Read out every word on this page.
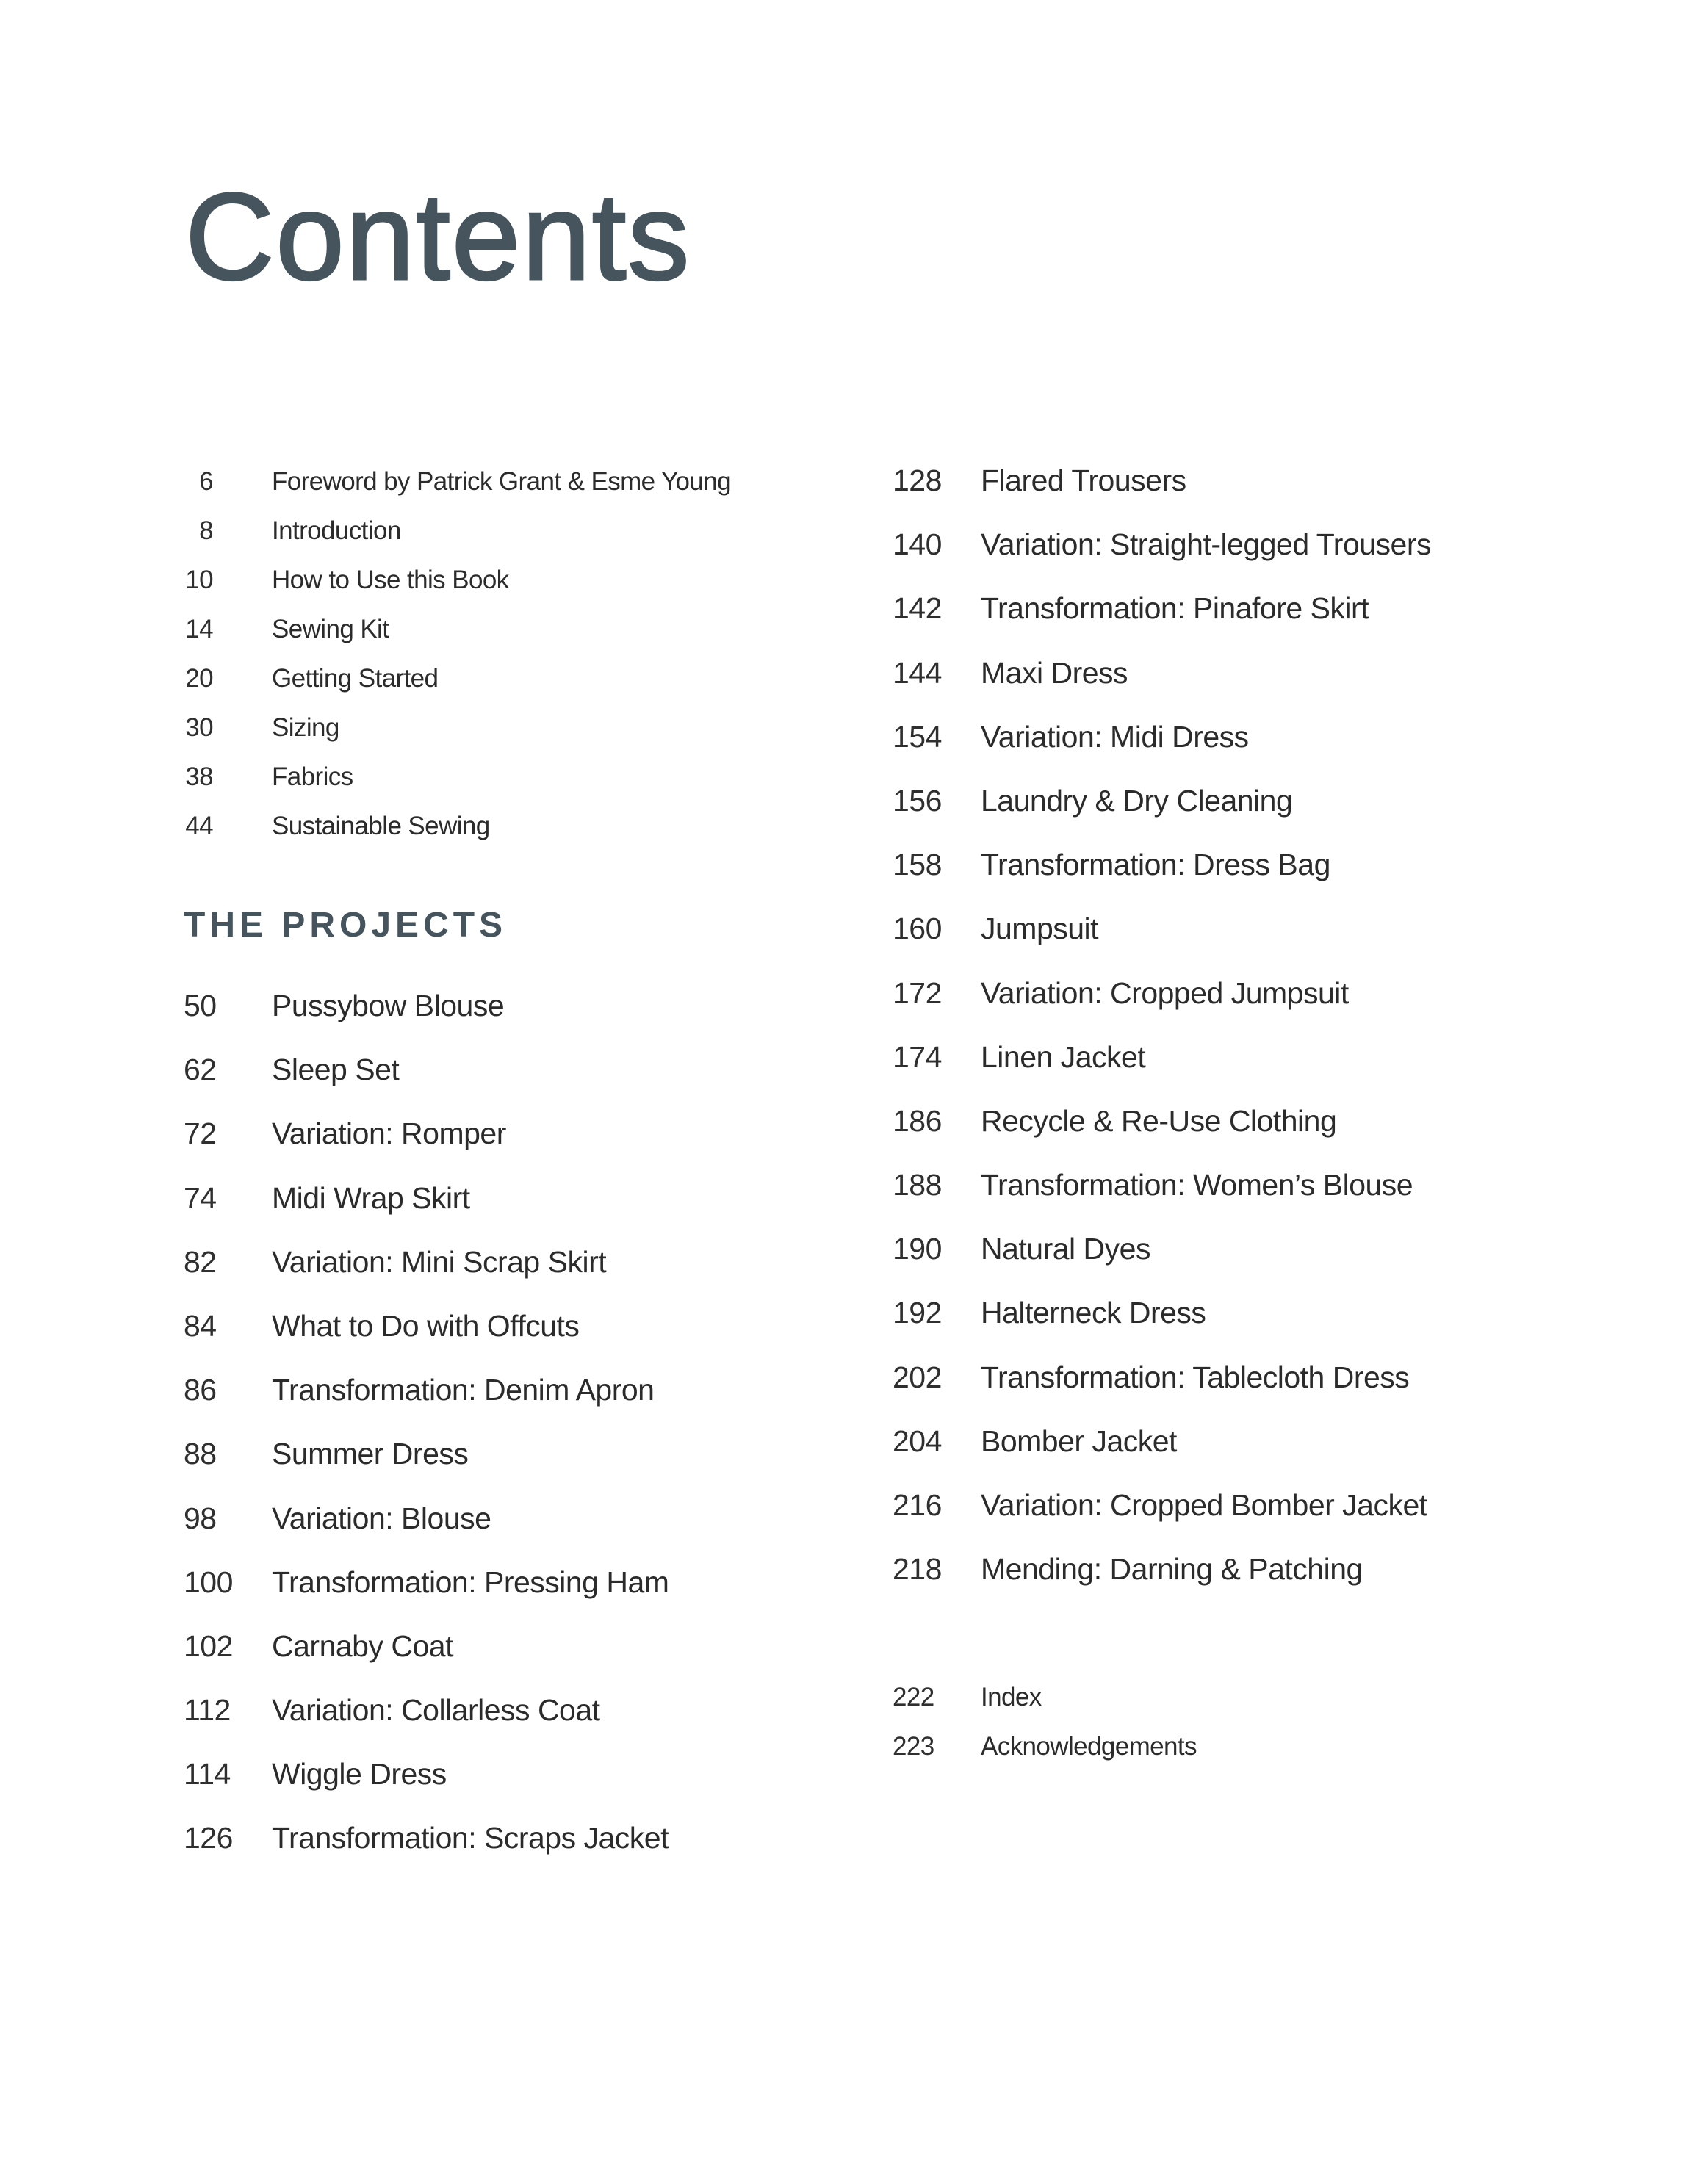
Contents
6 Foreword by Patrick Grant & Esme Young
8 Introduction
10 How to Use this Book
14 Sewing Kit
20 Getting Started
30 Sizing
38 Fabrics
44 Sustainable Sewing
THE PROJECTS
50	Pussybow Blouse
62	Sleep Set
72	Variation: Romper
74	Midi Wrap Skirt
82	Variation: Mini Scrap Skirt
84	What to Do with Offcuts
86	Transformation: Denim Apron
88	Summer Dress
98	Variation: Blouse
100	Transformation: Pressing Ham
102	Carnaby Coat
112	Variation: Collarless Coat
114	Wiggle Dress
126	Transformation: Scraps Jacket
128	Flared Trousers
140	Variation: Straight-legged Trousers
142	Transformation: Pinafore Skirt
144	Maxi Dress
154	Variation: Midi Dress
156	Laundry & Dry Cleaning
158	Transformation: Dress Bag
160	Jumpsuit
172	Variation: Cropped Jumpsuit
174	Linen Jacket
186	Recycle & Re-Use Clothing
188	Transformation: Women’s Blouse
190	Natural Dyes
192	Halterneck Dress
202	Transformation: Tablecloth Dress
204	Bomber Jacket
216	Variation: Cropped Bomber Jacket
218	Mending: Darning & Patching
222	Index
223	Acknowledgements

■ **Given task**: Copy the material above in full and exactly, skipping pictures.

■ **Solution to the exercise**:
Read out every word on this page.
Contents
6 Foreword by Patrick Grant & Esme Young
8 Introduction
10 How to Use this Book
14 Sewing Kit
20 Getting Started
30 Sizing
38 Fabrics
44 Sustainable Sewing
THE PROJECTS
50	Pussybow Blouse
62	Sleep Set
72	Variation: Romper
74	Midi Wrap Skirt
82	Variation: Mini Scrap Skirt
84	What to Do with Offcuts
86	Transformation: Denim Apron
88	Summer Dress
98	Variation: Blouse
100	Transformation: Pressing Ham
102	Carnaby Coat
112	Variation: Collarless Coat
114	Wiggle Dress
126	Transformation: Scraps Jacket
128	Flared Trousers
140	Variation: Straight-legged Trousers
142	Transformation: Pinafore Skirt
144	Maxi Dress
154	Variation: Midi Dress
156	Laundry & Dry Cleaning
158	Transformation: Dress Bag
160	Jumpsuit
172	Variation: Cropped Jumpsuit
174	Linen Jacket
186	Recycle & Re-Use Clothing
188	Transformation: Women’s Blouse
190	Natural Dyes
192	Halterneck Dress
202	Transformation: Tablecloth Dress
204	Bomber Jacket
216	Variation: Cropped Bomber Jacket
218	Mending: Darning & Patching
222	Index
223	Acknowledgements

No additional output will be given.